[Data listing]
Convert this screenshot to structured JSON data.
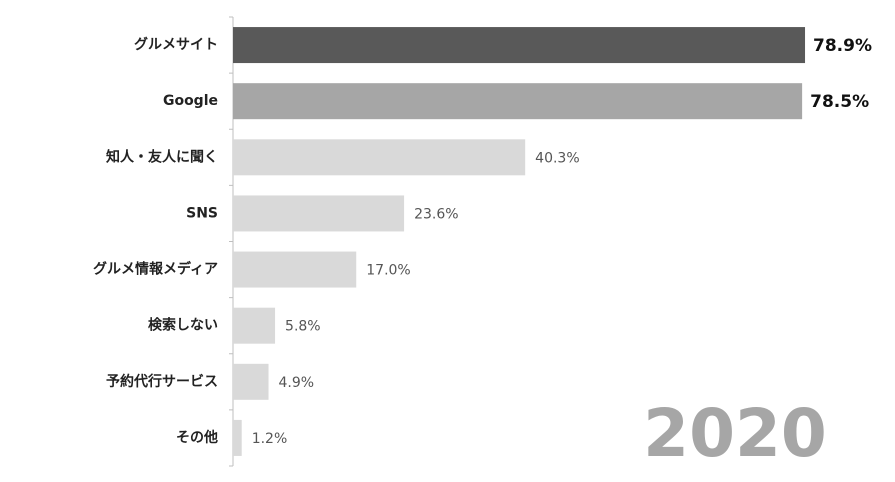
{
  "chart_data": {
    "type": "bar",
    "orientation": "horizontal",
    "categories": [
      "グルメサイト",
      "Google",
      "知人・友人に聞く",
      "SNS",
      "グルメ情報メディア",
      "検索しない",
      "予約代行サービス",
      "その他"
    ],
    "values": [
      78.9,
      78.5,
      40.3,
      23.6,
      17.0,
      5.8,
      4.9,
      1.2
    ],
    "value_labels": [
      "78.9%",
      "78.5%",
      "40.3%",
      "23.6%",
      "17.0%",
      "5.8%",
      "4.9%",
      "1.2%"
    ],
    "colors": [
      "#595959",
      "#a6a6a6",
      "#d9d9d9",
      "#d9d9d9",
      "#d9d9d9",
      "#d9d9d9",
      "#d9d9d9",
      "#d9d9d9"
    ],
    "annotation": "2020"
  }
}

**THE PROBLEM**
Repeat each record exactly as shown above, dropping all images.

**RIGHT ANSWER**
Convert this screenshot to structured JSON data.
{
  "chart_data": {
    "type": "bar",
    "orientation": "horizontal",
    "categories": [
      "グルメサイト",
      "Google",
      "知人・友人に聞く",
      "SNS",
      "グルメ情報メディア",
      "検索しない",
      "予約代行サービス",
      "その他"
    ],
    "values": [
      78.9,
      78.5,
      40.3,
      23.6,
      17.0,
      5.8,
      4.9,
      1.2
    ],
    "value_labels": [
      "78.9%",
      "78.5%",
      "40.3%",
      "23.6%",
      "17.0%",
      "5.8%",
      "4.9%",
      "1.2%"
    ],
    "colors": [
      "#595959",
      "#a6a6a6",
      "#d9d9d9",
      "#d9d9d9",
      "#d9d9d9",
      "#d9d9d9",
      "#d9d9d9",
      "#d9d9d9"
    ],
    "annotation": "2020"
  }
}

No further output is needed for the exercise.